- **GIVEN TASK**
Select lines where the word "العربى" appears.
— START OF DATASET ENTRIES —
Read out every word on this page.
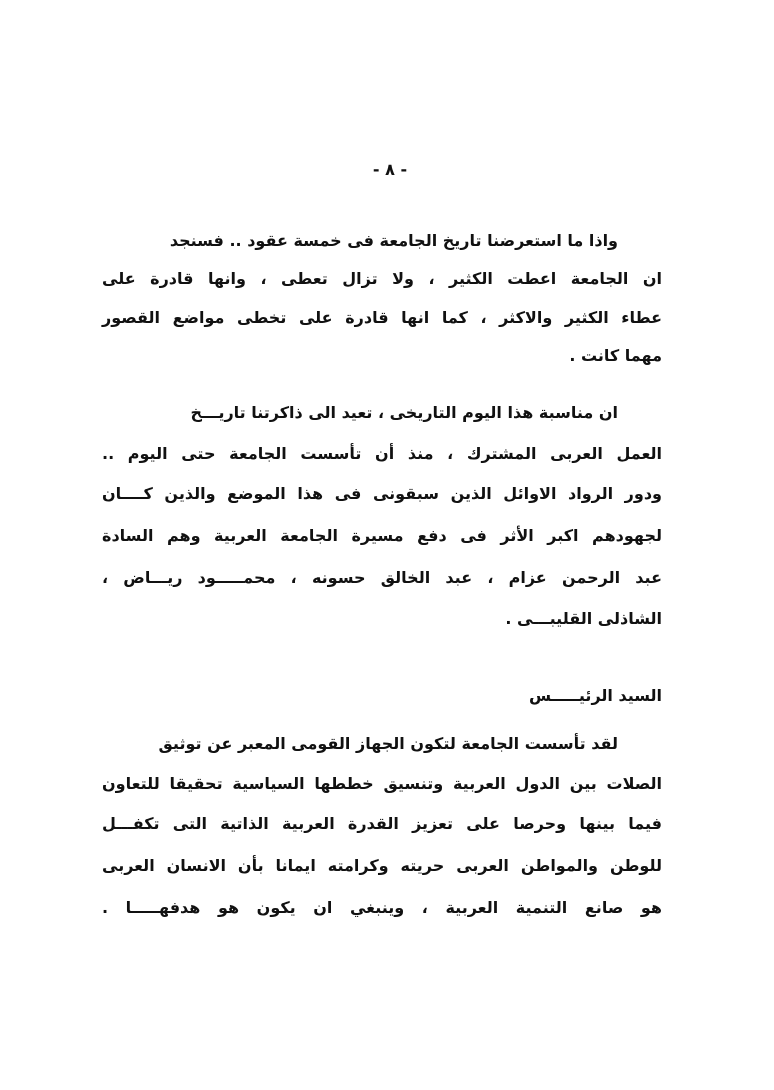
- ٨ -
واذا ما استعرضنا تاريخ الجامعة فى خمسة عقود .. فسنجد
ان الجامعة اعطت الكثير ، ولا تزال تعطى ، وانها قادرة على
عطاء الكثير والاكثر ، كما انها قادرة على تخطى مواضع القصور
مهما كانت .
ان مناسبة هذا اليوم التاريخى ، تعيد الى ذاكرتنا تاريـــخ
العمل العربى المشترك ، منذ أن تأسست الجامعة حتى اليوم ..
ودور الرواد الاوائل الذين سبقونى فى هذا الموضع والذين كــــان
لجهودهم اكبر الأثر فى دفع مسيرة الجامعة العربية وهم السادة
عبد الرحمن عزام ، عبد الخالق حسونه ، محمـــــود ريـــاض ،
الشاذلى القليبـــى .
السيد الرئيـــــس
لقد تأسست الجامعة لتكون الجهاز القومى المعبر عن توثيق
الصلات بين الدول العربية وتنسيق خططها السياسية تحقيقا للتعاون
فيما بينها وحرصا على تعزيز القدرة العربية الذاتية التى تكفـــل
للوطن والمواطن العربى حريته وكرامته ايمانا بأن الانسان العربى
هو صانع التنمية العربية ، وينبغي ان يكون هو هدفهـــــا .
— END OF DATASET ENTRIES —
— START OF DATASET ENTRIES —
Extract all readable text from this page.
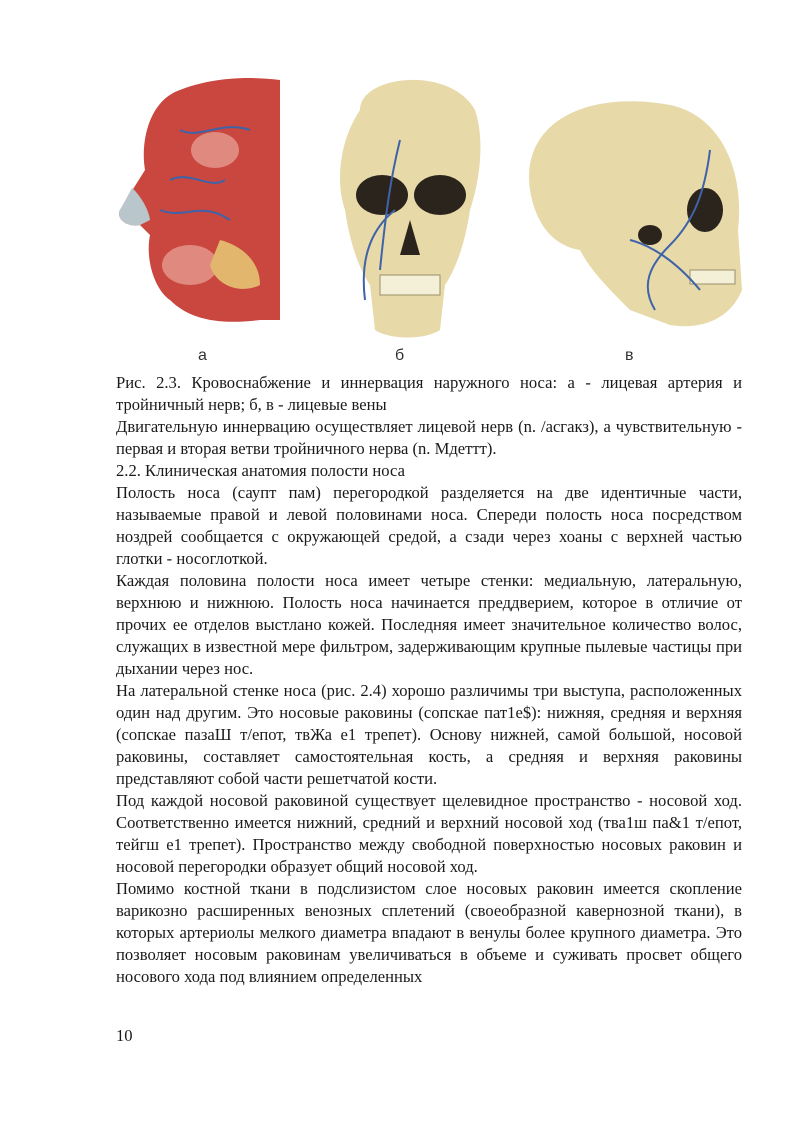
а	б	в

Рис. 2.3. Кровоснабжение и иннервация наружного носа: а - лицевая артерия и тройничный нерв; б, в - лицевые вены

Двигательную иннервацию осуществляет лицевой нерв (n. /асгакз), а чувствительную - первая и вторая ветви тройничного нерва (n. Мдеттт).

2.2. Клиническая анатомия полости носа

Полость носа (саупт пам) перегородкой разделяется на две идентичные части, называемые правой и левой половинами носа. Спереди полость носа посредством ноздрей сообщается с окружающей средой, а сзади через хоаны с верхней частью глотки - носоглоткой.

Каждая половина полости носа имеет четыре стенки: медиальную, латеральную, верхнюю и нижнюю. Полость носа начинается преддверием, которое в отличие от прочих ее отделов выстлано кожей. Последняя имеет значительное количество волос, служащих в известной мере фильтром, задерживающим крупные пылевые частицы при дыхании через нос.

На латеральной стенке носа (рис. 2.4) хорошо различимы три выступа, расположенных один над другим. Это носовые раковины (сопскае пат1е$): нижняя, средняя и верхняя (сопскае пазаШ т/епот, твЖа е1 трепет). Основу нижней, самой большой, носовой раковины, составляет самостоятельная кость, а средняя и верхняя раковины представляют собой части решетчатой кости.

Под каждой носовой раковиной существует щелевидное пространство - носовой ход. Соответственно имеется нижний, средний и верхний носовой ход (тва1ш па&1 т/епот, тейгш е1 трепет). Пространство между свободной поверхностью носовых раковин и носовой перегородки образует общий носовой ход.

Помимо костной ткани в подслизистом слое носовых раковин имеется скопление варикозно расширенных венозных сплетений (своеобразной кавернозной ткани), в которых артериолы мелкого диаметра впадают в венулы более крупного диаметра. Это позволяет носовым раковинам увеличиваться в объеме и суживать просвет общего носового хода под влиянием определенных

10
— END OF DATASET ENTRIES —
- **EXPECTED OUTPUT**
العمل العربى المشترك ، منذ أن تأسست الجامعة حتى اليوم ..
للوطن والمواطن العربى حريته وكرامته ايمانا بأن الانسان العربى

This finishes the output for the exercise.